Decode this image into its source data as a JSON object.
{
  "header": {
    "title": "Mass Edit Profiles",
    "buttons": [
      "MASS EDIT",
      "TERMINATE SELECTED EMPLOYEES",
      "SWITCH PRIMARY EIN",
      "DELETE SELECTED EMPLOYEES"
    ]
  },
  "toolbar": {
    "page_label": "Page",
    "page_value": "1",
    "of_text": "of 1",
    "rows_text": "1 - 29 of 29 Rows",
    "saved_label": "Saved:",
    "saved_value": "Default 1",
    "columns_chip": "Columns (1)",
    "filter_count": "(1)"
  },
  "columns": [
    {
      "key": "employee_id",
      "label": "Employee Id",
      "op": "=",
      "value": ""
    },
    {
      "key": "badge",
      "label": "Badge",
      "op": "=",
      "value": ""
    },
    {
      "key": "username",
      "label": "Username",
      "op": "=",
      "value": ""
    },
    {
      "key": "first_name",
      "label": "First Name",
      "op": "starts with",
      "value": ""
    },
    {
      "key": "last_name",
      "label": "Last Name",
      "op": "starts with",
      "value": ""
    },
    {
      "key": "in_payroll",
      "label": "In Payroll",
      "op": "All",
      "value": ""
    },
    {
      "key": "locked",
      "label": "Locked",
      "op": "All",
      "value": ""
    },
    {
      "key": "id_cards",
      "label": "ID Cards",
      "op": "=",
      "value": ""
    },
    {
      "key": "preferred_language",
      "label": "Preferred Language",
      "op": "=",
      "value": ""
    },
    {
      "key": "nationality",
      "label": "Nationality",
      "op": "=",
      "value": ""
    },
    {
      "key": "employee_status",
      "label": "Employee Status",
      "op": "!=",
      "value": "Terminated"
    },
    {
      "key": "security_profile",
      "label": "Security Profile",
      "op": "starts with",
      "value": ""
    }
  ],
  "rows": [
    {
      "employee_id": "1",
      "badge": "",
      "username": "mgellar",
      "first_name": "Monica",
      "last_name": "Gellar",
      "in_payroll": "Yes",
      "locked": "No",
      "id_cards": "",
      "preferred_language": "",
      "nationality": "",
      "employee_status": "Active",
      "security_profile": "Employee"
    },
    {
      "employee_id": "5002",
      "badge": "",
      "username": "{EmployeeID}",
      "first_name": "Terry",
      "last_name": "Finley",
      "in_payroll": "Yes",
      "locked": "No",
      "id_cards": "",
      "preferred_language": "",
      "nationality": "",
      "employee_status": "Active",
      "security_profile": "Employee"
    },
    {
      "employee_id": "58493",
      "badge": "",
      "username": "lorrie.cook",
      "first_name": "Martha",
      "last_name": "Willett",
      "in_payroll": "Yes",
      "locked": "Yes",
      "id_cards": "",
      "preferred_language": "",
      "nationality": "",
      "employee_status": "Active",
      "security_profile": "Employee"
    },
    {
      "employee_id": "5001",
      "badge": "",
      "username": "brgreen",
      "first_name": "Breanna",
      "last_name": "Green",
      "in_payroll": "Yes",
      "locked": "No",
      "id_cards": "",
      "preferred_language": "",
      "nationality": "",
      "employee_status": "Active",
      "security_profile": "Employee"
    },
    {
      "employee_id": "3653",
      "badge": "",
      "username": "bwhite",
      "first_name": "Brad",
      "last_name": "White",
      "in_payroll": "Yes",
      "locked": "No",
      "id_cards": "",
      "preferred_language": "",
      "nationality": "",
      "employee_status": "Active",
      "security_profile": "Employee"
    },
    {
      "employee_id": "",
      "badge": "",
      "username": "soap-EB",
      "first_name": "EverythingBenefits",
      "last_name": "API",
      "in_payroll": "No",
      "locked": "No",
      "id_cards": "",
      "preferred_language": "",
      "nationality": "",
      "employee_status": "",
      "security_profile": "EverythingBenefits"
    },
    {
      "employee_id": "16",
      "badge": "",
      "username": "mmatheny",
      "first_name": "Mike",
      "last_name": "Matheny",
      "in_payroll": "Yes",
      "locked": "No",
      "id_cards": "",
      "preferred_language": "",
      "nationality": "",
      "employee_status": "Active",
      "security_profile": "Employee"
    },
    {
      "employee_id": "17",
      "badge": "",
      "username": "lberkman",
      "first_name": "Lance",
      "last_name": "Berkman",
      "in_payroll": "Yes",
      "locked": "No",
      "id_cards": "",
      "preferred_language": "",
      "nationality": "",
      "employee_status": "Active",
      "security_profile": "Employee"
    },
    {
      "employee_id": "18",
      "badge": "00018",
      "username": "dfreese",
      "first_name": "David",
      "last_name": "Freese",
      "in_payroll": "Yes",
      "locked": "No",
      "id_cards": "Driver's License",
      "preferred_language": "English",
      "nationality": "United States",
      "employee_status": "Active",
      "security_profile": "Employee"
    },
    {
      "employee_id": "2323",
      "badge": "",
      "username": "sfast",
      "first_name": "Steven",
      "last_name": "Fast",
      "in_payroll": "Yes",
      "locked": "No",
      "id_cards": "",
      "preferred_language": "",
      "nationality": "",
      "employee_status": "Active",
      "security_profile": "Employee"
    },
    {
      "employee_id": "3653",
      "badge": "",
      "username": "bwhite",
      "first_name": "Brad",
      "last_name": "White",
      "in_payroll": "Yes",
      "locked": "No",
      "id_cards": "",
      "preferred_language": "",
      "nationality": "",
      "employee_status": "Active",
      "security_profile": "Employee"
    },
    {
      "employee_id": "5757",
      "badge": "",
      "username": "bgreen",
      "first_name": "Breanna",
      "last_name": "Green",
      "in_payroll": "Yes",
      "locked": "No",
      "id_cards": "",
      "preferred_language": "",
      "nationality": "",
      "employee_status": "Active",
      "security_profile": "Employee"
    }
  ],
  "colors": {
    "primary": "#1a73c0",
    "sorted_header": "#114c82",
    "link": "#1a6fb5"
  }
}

*****

- **Exercise aim**: Above are the records; copy all of them exactly.

- **Problem solution**:
Decode this image into its source data as a JSON object.
{
  "header": {
    "title": "Mass Edit Profiles",
    "buttons": [
      "MASS EDIT",
      "TERMINATE SELECTED EMPLOYEES",
      "SWITCH PRIMARY EIN",
      "DELETE SELECTED EMPLOYEES"
    ]
  },
  "toolbar": {
    "page_label": "Page",
    "page_value": "1",
    "of_text": "of 1",
    "rows_text": "1 - 29 of 29 Rows",
    "saved_label": "Saved:",
    "saved_value": "Default 1",
    "columns_chip": "Columns (1)",
    "filter_count": "(1)"
  },
  "columns": [
    {
      "key": "employee_id",
      "label": "Employee Id",
      "op": "=",
      "value": ""
    },
    {
      "key": "badge",
      "label": "Badge",
      "op": "=",
      "value": ""
    },
    {
      "key": "username",
      "label": "Username",
      "op": "=",
      "value": ""
    },
    {
      "key": "first_name",
      "label": "First Name",
      "op": "starts with",
      "value": ""
    },
    {
      "key": "last_name",
      "label": "Last Name",
      "op": "starts with",
      "value": ""
    },
    {
      "key": "in_payroll",
      "label": "In Payroll",
      "op": "All",
      "value": ""
    },
    {
      "key": "locked",
      "label": "Locked",
      "op": "All",
      "value": ""
    },
    {
      "key": "id_cards",
      "label": "ID Cards",
      "op": "=",
      "value": ""
    },
    {
      "key": "preferred_language",
      "label": "Preferred Language",
      "op": "=",
      "value": ""
    },
    {
      "key": "nationality",
      "label": "Nationality",
      "op": "=",
      "value": ""
    },
    {
      "key": "employee_status",
      "label": "Employee Status",
      "op": "!=",
      "value": "Terminated"
    },
    {
      "key": "security_profile",
      "label": "Security Profile",
      "op": "starts with",
      "value": ""
    }
  ],
  "rows": [
    {
      "employee_id": "1",
      "badge": "",
      "username": "mgellar",
      "first_name": "Monica",
      "last_name": "Gellar",
      "in_payroll": "Yes",
      "locked": "No",
      "id_cards": "",
      "preferred_language": "",
      "nationality": "",
      "employee_status": "Active",
      "security_profile": "Employee"
    },
    {
      "employee_id": "5002",
      "badge": "",
      "username": "{EmployeeID}",
      "first_name": "Terry",
      "last_name": "Finley",
      "in_payroll": "Yes",
      "locked": "No",
      "id_cards": "",
      "preferred_language": "",
      "nationality": "",
      "employee_status": "Active",
      "security_profile": "Employee"
    },
    {
      "employee_id": "58493",
      "badge": "",
      "username": "lorrie.cook",
      "first_name": "Martha",
      "last_name": "Willett",
      "in_payroll": "Yes",
      "locked": "Yes",
      "id_cards": "",
      "preferred_language": "",
      "nationality": "",
      "employee_status": "Active",
      "security_profile": "Employee"
    },
    {
      "employee_id": "5001",
      "badge": "",
      "username": "brgreen",
      "first_name": "Breanna",
      "last_name": "Green",
      "in_payroll": "Yes",
      "locked": "No",
      "id_cards": "",
      "preferred_language": "",
      "nationality": "",
      "employee_status": "Active",
      "security_profile": "Employee"
    },
    {
      "employee_id": "3653",
      "badge": "",
      "username": "bwhite",
      "first_name": "Brad",
      "last_name": "White",
      "in_payroll": "Yes",
      "locked": "No",
      "id_cards": "",
      "preferred_language": "",
      "nationality": "",
      "employee_status": "Active",
      "security_profile": "Employee"
    },
    {
      "employee_id": "",
      "badge": "",
      "username": "soap-EB",
      "first_name": "EverythingBenefits",
      "last_name": "API",
      "in_payroll": "No",
      "locked": "No",
      "id_cards": "",
      "preferred_language": "",
      "nationality": "",
      "employee_status": "",
      "security_profile": "EverythingBenefits"
    },
    {
      "employee_id": "16",
      "badge": "",
      "username": "mmatheny",
      "first_name": "Mike",
      "last_name": "Matheny",
      "in_payroll": "Yes",
      "locked": "No",
      "id_cards": "",
      "preferred_language": "",
      "nationality": "",
      "employee_status": "Active",
      "security_profile": "Employee"
    },
    {
      "employee_id": "17",
      "badge": "",
      "username": "lberkman",
      "first_name": "Lance",
      "last_name": "Berkman",
      "in_payroll": "Yes",
      "locked": "No",
      "id_cards": "",
      "preferred_language": "",
      "nationality": "",
      "employee_status": "Active",
      "security_profile": "Employee"
    },
    {
      "employee_id": "18",
      "badge": "00018",
      "username": "dfreese",
      "first_name": "David",
      "last_name": "Freese",
      "in_payroll": "Yes",
      "locked": "No",
      "id_cards": "Driver's License",
      "preferred_language": "English",
      "nationality": "United States",
      "employee_status": "Active",
      "security_profile": "Employee"
    },
    {
      "employee_id": "2323",
      "badge": "",
      "username": "sfast",
      "first_name": "Steven",
      "last_name": "Fast",
      "in_payroll": "Yes",
      "locked": "No",
      "id_cards": "",
      "preferred_language": "",
      "nationality": "",
      "employee_status": "Active",
      "security_profile": "Employee"
    },
    {
      "employee_id": "3653",
      "badge": "",
      "username": "bwhite",
      "first_name": "Brad",
      "last_name": "White",
      "in_payroll": "Yes",
      "locked": "No",
      "id_cards": "",
      "preferred_language": "",
      "nationality": "",
      "employee_status": "Active",
      "security_profile": "Employee"
    },
    {
      "employee_id": "5757",
      "badge": "",
      "username": "bgreen",
      "first_name": "Breanna",
      "last_name": "Green",
      "in_payroll": "Yes",
      "locked": "No",
      "id_cards": "",
      "preferred_language": "",
      "nationality": "",
      "employee_status": "Active",
      "security_profile": "Employee"
    }
  ],
  "colors": {
    "primary": "#1a73c0",
    "sorted_header": "#114c82",
    "link": "#1a6fb5"
  }
}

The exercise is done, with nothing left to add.